• _EXERCISE TASK 1_: In the records below, copy out the lines starting at the line that contains "data-bar [421, 335, 422, 371]" and ending after the line that contains "data-bar [185, 362, 186, 371]".

# Need help with exported image quality



## rayon (Apr 8, 2011)

I am using vista/lr2 v3.3 

question#1) I have always had a problem exporting jpgs don't know why the quality never seems good and I know it is me!!!  cant even make an 8x10 looking decent.  and I using canon 7D I cant make a CD and give to client bcs images are low queality I have to upload to smugmug and then let htem download from there!
question#2) when I make changes to an image do I need to export it in order for me to be able to use the image with the changes or is that image kept somewhere?


(mod note: made thread title more specific to actual problem)


----------



## dj_paige (Apr 8, 2011)

1) Please say more about the "low quality". Describe. And please tell us your export dialog box settings. Or upload a screen capture.

2) If you want to use the photo with your changes applied, outside of Lightroom/Photoshop/Photoshop Elements, I believe you must export the image.

• _DATA LISTING_:
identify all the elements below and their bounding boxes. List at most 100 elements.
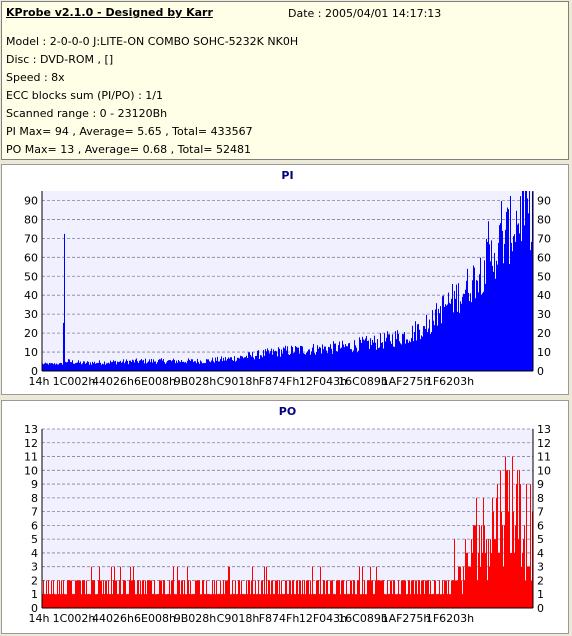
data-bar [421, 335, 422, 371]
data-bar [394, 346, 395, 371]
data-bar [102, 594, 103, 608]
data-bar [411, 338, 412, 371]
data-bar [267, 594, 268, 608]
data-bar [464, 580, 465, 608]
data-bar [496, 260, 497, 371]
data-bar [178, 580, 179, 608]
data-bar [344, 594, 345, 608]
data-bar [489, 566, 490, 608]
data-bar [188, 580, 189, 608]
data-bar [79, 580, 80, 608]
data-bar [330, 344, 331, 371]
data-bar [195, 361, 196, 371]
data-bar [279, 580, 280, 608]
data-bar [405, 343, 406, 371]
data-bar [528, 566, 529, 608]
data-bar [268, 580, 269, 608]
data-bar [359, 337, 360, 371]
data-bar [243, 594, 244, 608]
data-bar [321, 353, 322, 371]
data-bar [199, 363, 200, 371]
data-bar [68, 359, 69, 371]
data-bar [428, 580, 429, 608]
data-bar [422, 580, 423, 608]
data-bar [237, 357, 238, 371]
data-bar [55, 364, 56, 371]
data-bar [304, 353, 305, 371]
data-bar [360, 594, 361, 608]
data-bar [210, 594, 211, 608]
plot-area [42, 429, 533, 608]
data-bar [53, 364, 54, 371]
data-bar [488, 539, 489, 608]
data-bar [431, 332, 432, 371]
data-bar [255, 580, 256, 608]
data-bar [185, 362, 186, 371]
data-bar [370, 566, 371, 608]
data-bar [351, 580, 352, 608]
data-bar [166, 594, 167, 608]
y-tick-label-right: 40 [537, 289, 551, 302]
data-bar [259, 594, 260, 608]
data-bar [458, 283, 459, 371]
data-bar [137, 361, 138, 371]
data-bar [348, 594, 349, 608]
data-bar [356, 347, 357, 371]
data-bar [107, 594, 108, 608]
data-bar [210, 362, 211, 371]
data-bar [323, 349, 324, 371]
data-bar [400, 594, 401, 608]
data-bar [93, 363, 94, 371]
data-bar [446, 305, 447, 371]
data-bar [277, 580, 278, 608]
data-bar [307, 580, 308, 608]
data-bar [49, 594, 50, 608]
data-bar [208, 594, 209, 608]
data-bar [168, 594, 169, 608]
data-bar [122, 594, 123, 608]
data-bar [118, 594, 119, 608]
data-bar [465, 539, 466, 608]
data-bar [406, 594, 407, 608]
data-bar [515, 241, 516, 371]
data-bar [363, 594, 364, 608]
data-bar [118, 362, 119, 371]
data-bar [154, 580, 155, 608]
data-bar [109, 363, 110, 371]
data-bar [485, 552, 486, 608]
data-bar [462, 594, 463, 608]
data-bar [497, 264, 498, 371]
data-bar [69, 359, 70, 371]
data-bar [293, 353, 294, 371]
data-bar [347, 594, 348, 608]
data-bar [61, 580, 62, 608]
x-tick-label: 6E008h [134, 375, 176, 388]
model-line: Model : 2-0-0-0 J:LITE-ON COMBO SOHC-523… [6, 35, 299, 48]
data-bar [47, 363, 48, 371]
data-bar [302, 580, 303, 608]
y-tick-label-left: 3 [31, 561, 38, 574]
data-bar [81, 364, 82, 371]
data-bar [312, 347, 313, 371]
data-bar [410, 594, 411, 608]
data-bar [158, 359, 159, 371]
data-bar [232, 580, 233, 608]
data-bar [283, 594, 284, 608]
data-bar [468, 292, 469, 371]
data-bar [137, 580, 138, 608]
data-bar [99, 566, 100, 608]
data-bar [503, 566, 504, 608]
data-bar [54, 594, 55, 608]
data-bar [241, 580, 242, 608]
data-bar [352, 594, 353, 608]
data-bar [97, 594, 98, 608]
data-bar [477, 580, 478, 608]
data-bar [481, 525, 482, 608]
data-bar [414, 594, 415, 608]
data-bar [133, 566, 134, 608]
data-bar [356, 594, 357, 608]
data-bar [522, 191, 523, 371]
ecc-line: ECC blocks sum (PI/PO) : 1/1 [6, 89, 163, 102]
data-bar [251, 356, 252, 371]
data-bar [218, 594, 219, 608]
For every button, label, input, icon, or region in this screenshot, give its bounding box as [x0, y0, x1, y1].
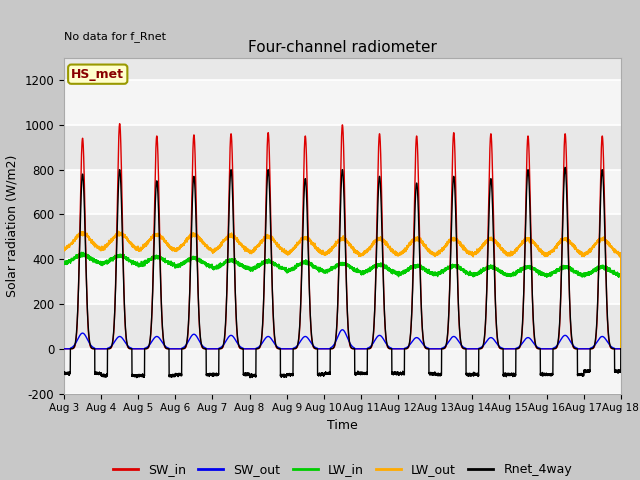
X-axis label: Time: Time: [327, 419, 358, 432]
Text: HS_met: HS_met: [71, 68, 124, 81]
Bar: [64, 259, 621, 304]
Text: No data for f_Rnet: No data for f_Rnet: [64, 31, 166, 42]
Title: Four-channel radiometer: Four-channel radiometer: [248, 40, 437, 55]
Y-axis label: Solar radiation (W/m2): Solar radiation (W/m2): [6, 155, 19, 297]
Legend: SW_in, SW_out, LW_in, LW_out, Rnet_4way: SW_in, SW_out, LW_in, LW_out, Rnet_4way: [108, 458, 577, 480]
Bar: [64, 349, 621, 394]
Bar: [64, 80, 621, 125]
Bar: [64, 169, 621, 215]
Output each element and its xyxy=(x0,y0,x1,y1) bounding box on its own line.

• _EXERCISE TASK 2_: Transcribe the full forum thread on exported image quality shown above, word for word.

• _FINISHED ANSWER 1_:
data-bar [421, 335, 422, 371]
data-bar [394, 346, 395, 371]
data-bar [102, 594, 103, 608]
data-bar [411, 338, 412, 371]
data-bar [267, 594, 268, 608]
data-bar [464, 580, 465, 608]
data-bar [496, 260, 497, 371]
data-bar [178, 580, 179, 608]
data-bar [344, 594, 345, 608]
data-bar [489, 566, 490, 608]
data-bar [188, 580, 189, 608]
data-bar [79, 580, 80, 608]
data-bar [330, 344, 331, 371]
data-bar [195, 361, 196, 371]
data-bar [279, 580, 280, 608]
data-bar [405, 343, 406, 371]
data-bar [528, 566, 529, 608]
data-bar [268, 580, 269, 608]
data-bar [359, 337, 360, 371]
data-bar [243, 594, 244, 608]
data-bar [321, 353, 322, 371]
data-bar [199, 363, 200, 371]
data-bar [68, 359, 69, 371]
data-bar [428, 580, 429, 608]
data-bar [422, 580, 423, 608]
data-bar [237, 357, 238, 371]
data-bar [55, 364, 56, 371]
data-bar [304, 353, 305, 371]
data-bar [360, 594, 361, 608]
data-bar [210, 594, 211, 608]
plot-area [42, 429, 533, 608]
data-bar [53, 364, 54, 371]
data-bar [488, 539, 489, 608]
data-bar [431, 332, 432, 371]
data-bar [255, 580, 256, 608]
data-bar [185, 362, 186, 371]

• _FINISHED ANSWER 2_:
# Need help with exported image quality



## rayon (Apr 8, 2011)

I am using vista/lr2 v3.3 

question#1) I have always had a problem exporting jpgs don't know why the quality never seems good and I know it is me!!!  cant even make an 8x10 looking decent.  and I using canon 7D I cant make a CD and give to client bcs images are low queality I have to upload to smugmug and then let htem download from there!
question#2) when I make changes to an image do I need to export it in order for me to be able to use the image with the changes or is that image kept somewhere?


(mod note: made thread title more specific to actual problem)


----------



## dj_paige (Apr 8, 2011)

1) Please say more about the "low quality". Describe. And please tell us your export dialog box settings. Or upload a screen capture.

2) If you want to use the photo with your changes applied, outside of Lightroom/Photoshop/Photoshop Elements, I believe you must export the image.